- Exercise directions
Repeat everything in the material exactly.
== Record extracts
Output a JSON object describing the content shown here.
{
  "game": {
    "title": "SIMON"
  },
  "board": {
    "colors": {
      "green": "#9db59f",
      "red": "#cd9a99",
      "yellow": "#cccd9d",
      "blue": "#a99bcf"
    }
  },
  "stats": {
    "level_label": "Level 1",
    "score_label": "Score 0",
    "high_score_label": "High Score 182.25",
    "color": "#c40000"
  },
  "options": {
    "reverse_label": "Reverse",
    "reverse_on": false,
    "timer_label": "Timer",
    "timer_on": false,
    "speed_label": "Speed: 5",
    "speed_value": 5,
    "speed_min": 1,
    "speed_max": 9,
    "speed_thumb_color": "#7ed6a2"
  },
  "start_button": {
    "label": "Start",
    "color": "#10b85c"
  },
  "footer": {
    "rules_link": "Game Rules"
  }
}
====
- Result
Output a JSON object describing the content shown here.
{
  "game": {
    "title": "SIMON"
  },
  "board": {
    "colors": {
      "green": "#9db59f",
      "red": "#cd9a99",
      "yellow": "#cccd9d",
      "blue": "#a99bcf"
    }
  },
  "stats": {
    "level_label": "Level 1",
    "score_label": "Score 0",
    "high_score_label": "High Score 182.25",
    "color": "#c40000"
  },
  "options": {
    "reverse_label": "Reverse",
    "reverse_on": false,
    "timer_label": "Timer",
    "timer_on": false,
    "speed_label": "Speed: 5",
    "speed_value": 5,
    "speed_min": 1,
    "speed_max": 9,
    "speed_thumb_color": "#7ed6a2"
  },
  "start_button": {
    "label": "Start",
    "color": "#10b85c"
  },
  "footer": {
    "rules_link": "Game Rules"
  }
}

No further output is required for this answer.